[Figure record extracts]
********************

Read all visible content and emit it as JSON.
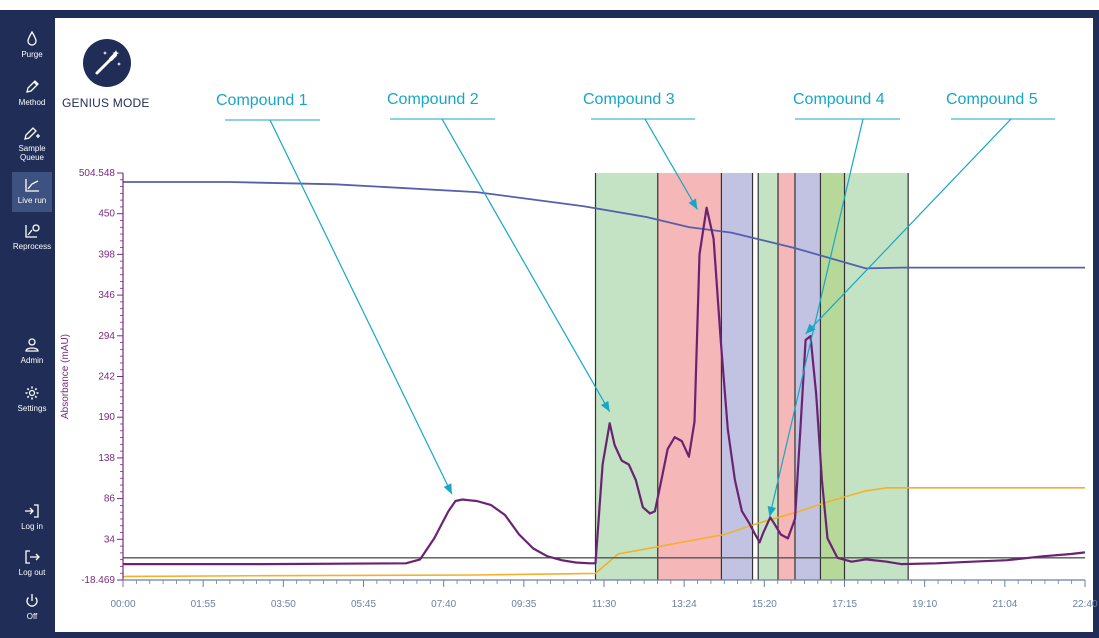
{
  "sidebar": {
    "items": [
      {
        "label": "Purge",
        "icon": "droplet-icon",
        "active": false
      },
      {
        "label": "Method",
        "icon": "pencil-icon",
        "active": false
      },
      {
        "label": "Sample Queue",
        "label_lines": [
          "Sample",
          "Queue"
        ],
        "icon": "pencil-plus-icon",
        "active": false
      },
      {
        "label": "Live run",
        "icon": "line-chart-icon",
        "active": true
      },
      {
        "label": "Reprocess",
        "icon": "chart-circle-icon",
        "active": false
      },
      {
        "label": "Admin",
        "icon": "user-icon",
        "active": false
      },
      {
        "label": "Settings",
        "icon": "gear-icon",
        "active": false
      },
      {
        "label": "Log in",
        "icon": "login-icon",
        "active": false
      },
      {
        "label": "Log out",
        "icon": "logout-icon",
        "active": false
      },
      {
        "label": "Off",
        "icon": "power-icon",
        "active": false
      }
    ]
  },
  "genius": {
    "label": "GENIUS MODE",
    "icon": "magic-wand-icon"
  },
  "annotations": [
    {
      "label": "Compound 1"
    },
    {
      "label": "Compound 2"
    },
    {
      "label": "Compound 3"
    },
    {
      "label": "Compound 4"
    },
    {
      "label": "Compound 5"
    }
  ],
  "colors": {
    "sidebar_bg": "#1f2d57",
    "active_item": "#3d5280",
    "annotation": "#17a7c5",
    "absorbance": "#6a2373",
    "gradient_b": "#5560ad",
    "gradient_a": "#f4b02a",
    "threshold": "#555555",
    "fraction_green": "#c4e3c4",
    "fraction_red": "#f5b7b7",
    "fraction_purple": "#c2c2e2"
  },
  "chart_data": {
    "type": "line",
    "ylabel": "Absorbance (mAU)",
    "xlabel": "",
    "y_ticks": [
      "504.548",
      "450",
      "398",
      "346",
      "294",
      "242",
      "190",
      "138",
      "86",
      "34",
      "-18.469"
    ],
    "x_ticks": [
      "00:00",
      "01:55",
      "03:50",
      "05:45",
      "07:40",
      "09:35",
      "11:30",
      "13:24",
      "15:20",
      "17:15",
      "19:10",
      "21:04",
      "22:40"
    ],
    "ylim": [
      -18.469,
      504.548
    ],
    "xlim_min": [
      0,
      1360
    ],
    "grid": false,
    "fractions": [
      {
        "start_min": 668,
        "end_min": 756,
        "color": "green"
      },
      {
        "start_min": 756,
        "end_min": 846,
        "color": "red"
      },
      {
        "start_min": 846,
        "end_min": 890,
        "color": "purple"
      },
      {
        "start_min": 890,
        "end_min": 898,
        "color": "white"
      },
      {
        "start_min": 898,
        "end_min": 926,
        "color": "green"
      },
      {
        "start_min": 926,
        "end_min": 950,
        "color": "red"
      },
      {
        "start_min": 950,
        "end_min": 986,
        "color": "purple"
      },
      {
        "start_min": 986,
        "end_min": 1020,
        "color": "green_dark"
      },
      {
        "start_min": 1020,
        "end_min": 1110,
        "color": "green"
      }
    ],
    "series": [
      {
        "key": "gradient_b",
        "x": [
          0,
          150,
          300,
          500,
          650,
          740,
          800,
          860,
          950,
          1050,
          1100,
          1200,
          1360
        ],
        "y": [
          493,
          493,
          490,
          480,
          462,
          448,
          435,
          428,
          408,
          382,
          383,
          383,
          383
        ]
      },
      {
        "key": "gradient_a",
        "x": [
          0,
          200,
          500,
          668,
          700,
          850,
          900,
          950,
          1000,
          1050,
          1080,
          1200,
          1360
        ],
        "y": [
          -14,
          -13,
          -12,
          -10,
          15,
          40,
          55,
          68,
          83,
          96,
          100,
          100,
          100
        ]
      },
      {
        "key": "threshold",
        "x": [
          0,
          1360
        ],
        "y": [
          10,
          10
        ]
      },
      {
        "key": "absorbance",
        "x": [
          0,
          200,
          400,
          420,
          440,
          460,
          470,
          480,
          490,
          500,
          520,
          540,
          560,
          580,
          600,
          620,
          640,
          660,
          668,
          678,
          688,
          695,
          705,
          715,
          725,
          735,
          745,
          752,
          760,
          770,
          780,
          790,
          800,
          808,
          815,
          825,
          835,
          845,
          855,
          865,
          875,
          885,
          895,
          900,
          905,
          910,
          915,
          920,
          930,
          940,
          950,
          958,
          965,
          972,
          980,
          988,
          996,
          1010,
          1030,
          1050,
          1080,
          1100,
          1150,
          1200,
          1250,
          1300,
          1340,
          1360
        ],
        "y": [
          2,
          2,
          3,
          8,
          35,
          70,
          83,
          85,
          84,
          83,
          78,
          65,
          40,
          22,
          12,
          7,
          4,
          3,
          3,
          130,
          183,
          155,
          135,
          130,
          110,
          75,
          67,
          70,
          105,
          150,
          165,
          160,
          140,
          185,
          400,
          460,
          420,
          290,
          175,
          110,
          70,
          55,
          38,
          30,
          42,
          52,
          62,
          55,
          40,
          35,
          60,
          180,
          290,
          295,
          220,
          110,
          35,
          10,
          5,
          8,
          5,
          2,
          3,
          5,
          7,
          12,
          15,
          17
        ]
      }
    ],
    "annotation_points": [
      {
        "label": "Compound 1",
        "x_min": 465,
        "y": 84
      },
      {
        "label": "Compound 2",
        "x_min": 688,
        "y": 190
      },
      {
        "label": "Compound 3",
        "x_min": 812,
        "y": 450
      },
      {
        "label": "Compound 4",
        "x_min": 914,
        "y": 55
      },
      {
        "label": "Compound 5",
        "x_min": 965,
        "y": 290
      }
    ]
  }
}
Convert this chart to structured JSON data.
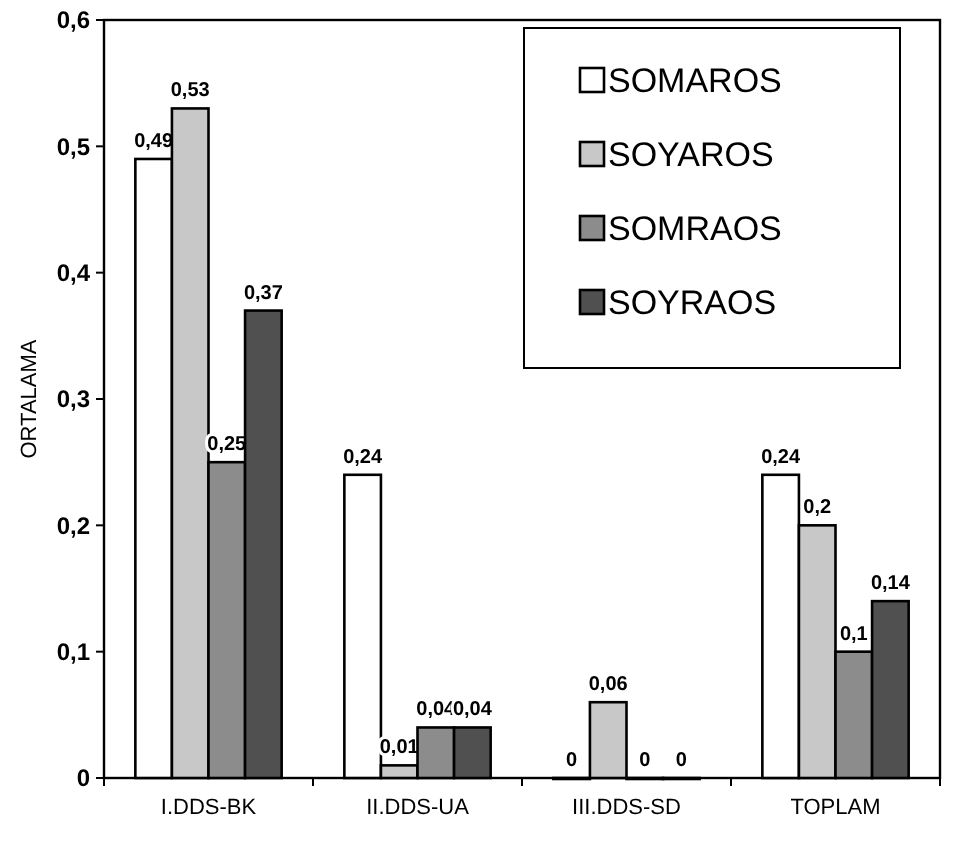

********************

**Task directions:**
Reproduce each entry verbatim, excluding any embedded images.

**Exercise solution:**
Read all visible content and emit it as JSON.
{
  "sidebar": {
    "items": [
      {
        "label": "Purge",
        "icon": "droplet-icon",
        "active": false
      },
      {
        "label": "Method",
        "icon": "pencil-icon",
        "active": false
      },
      {
        "label": "Sample Queue",
        "label_lines": [
          "Sample",
          "Queue"
        ],
        "icon": "pencil-plus-icon",
        "active": false
      },
      {
        "label": "Live run",
        "icon": "line-chart-icon",
        "active": true
      },
      {
        "label": "Reprocess",
        "icon": "chart-circle-icon",
        "active": false
      },
      {
        "label": "Admin",
        "icon": "user-icon",
        "active": false
      },
      {
        "label": "Settings",
        "icon": "gear-icon",
        "active": false
      },
      {
        "label": "Log in",
        "icon": "login-icon",
        "active": false
      },
      {
        "label": "Log out",
        "icon": "logout-icon",
        "active": false
      },
      {
        "label": "Off",
        "icon": "power-icon",
        "active": false
      }
    ]
  },
  "genius": {
    "label": "GENIUS MODE",
    "icon": "magic-wand-icon"
  },
  "annotations": [
    {
      "label": "Compound 1"
    },
    {
      "label": "Compound 2"
    },
    {
      "label": "Compound 3"
    },
    {
      "label": "Compound 4"
    },
    {
      "label": "Compound 5"
    }
  ],
  "colors": {
    "sidebar_bg": "#1f2d57",
    "active_item": "#3d5280",
    "annotation": "#17a7c5",
    "absorbance": "#6a2373",
    "gradient_b": "#5560ad",
    "gradient_a": "#f4b02a",
    "threshold": "#555555",
    "fraction_green": "#c4e3c4",
    "fraction_red": "#f5b7b7",
    "fraction_purple": "#c2c2e2"
  },
  "chart_data": {
    "type": "line",
    "ylabel": "Absorbance (mAU)",
    "xlabel": "",
    "y_ticks": [
      "504.548",
      "450",
      "398",
      "346",
      "294",
      "242",
      "190",
      "138",
      "86",
      "34",
      "-18.469"
    ],
    "x_ticks": [
      "00:00",
      "01:55",
      "03:50",
      "05:45",
      "07:40",
      "09:35",
      "11:30",
      "13:24",
      "15:20",
      "17:15",
      "19:10",
      "21:04",
      "22:40"
    ],
    "ylim": [
      -18.469,
      504.548
    ],
    "xlim_min": [
      0,
      1360
    ],
    "grid": false,
    "fractions": [
      {
        "start_min": 668,
        "end_min": 756,
        "color": "green"
      },
      {
        "start_min": 756,
        "end_min": 846,
        "color": "red"
      },
      {
        "start_min": 846,
        "end_min": 890,
        "color": "purple"
      },
      {
        "start_min": 890,
        "end_min": 898,
        "color": "white"
      },
      {
        "start_min": 898,
        "end_min": 926,
        "color": "green"
      },
      {
        "start_min": 926,
        "end_min": 950,
        "color": "red"
      },
      {
        "start_min": 950,
        "end_min": 986,
        "color": "purple"
      },
      {
        "start_min": 986,
        "end_min": 1020,
        "color": "green_dark"
      },
      {
        "start_min": 1020,
        "end_min": 1110,
        "color": "green"
      }
    ],
    "series": [
      {
        "key": "gradient_b",
        "x": [
          0,
          150,
          300,
          500,
          650,
          740,
          800,
          860,
          950,
          1050,
          1100,
          1200,
          1360
        ],
        "y": [
          493,
          493,
          490,
          480,
          462,
          448,
          435,
          428,
          408,
          382,
          383,
          383,
          383
        ]
      },
      {
        "key": "gradient_a",
        "x": [
          0,
          200,
          500,
          668,
          700,
          850,
          900,
          950,
          1000,
          1050,
          1080,
          1200,
          1360
        ],
        "y": [
          -14,
          -13,
          -12,
          -10,
          15,
          40,
          55,
          68,
          83,
          96,
          100,
          100,
          100
        ]
      },
      {
        "key": "threshold",
        "x": [
          0,
          1360
        ],
        "y": [
          10,
          10
        ]
      },
      {
        "key": "absorbance",
        "x": [
          0,
          200,
          400,
          420,
          440,
          460,
          470,
          480,
          490,
          500,
          520,
          540,
          560,
          580,
          600,
          620,
          640,
          660,
          668,
          678,
          688,
          695,
          705,
          715,
          725,
          735,
          745,
          752,
          760,
          770,
          780,
          790,
          800,
          808,
          815,
          825,
          835,
          845,
          855,
          865,
          875,
          885,
          895,
          900,
          905,
          910,
          915,
          920,
          930,
          940,
          950,
          958,
          965,
          972,
          980,
          988,
          996,
          1010,
          1030,
          1050,
          1080,
          1100,
          1150,
          1200,
          1250,
          1300,
          1340,
          1360
        ],
        "y": [
          2,
          2,
          3,
          8,
          35,
          70,
          83,
          85,
          84,
          83,
          78,
          65,
          40,
          22,
          12,
          7,
          4,
          3,
          3,
          130,
          183,
          155,
          135,
          130,
          110,
          75,
          67,
          70,
          105,
          150,
          165,
          160,
          140,
          185,
          400,
          460,
          420,
          290,
          175,
          110,
          70,
          55,
          38,
          30,
          42,
          52,
          62,
          55,
          40,
          35,
          60,
          180,
          290,
          295,
          220,
          110,
          35,
          10,
          5,
          8,
          5,
          2,
          3,
          5,
          7,
          12,
          15,
          17
        ]
      }
    ],
    "annotation_points": [
      {
        "label": "Compound 1",
        "x_min": 465,
        "y": 84
      },
      {
        "label": "Compound 2",
        "x_min": 688,
        "y": 190
      },
      {
        "label": "Compound 3",
        "x_min": 812,
        "y": 450
      },
      {
        "label": "Compound 4",
        "x_min": 914,
        "y": 55
      },
      {
        "label": "Compound 5",
        "x_min": 965,
        "y": 290
      }
    ]
  }
}
Convert this chart to structured JSON data.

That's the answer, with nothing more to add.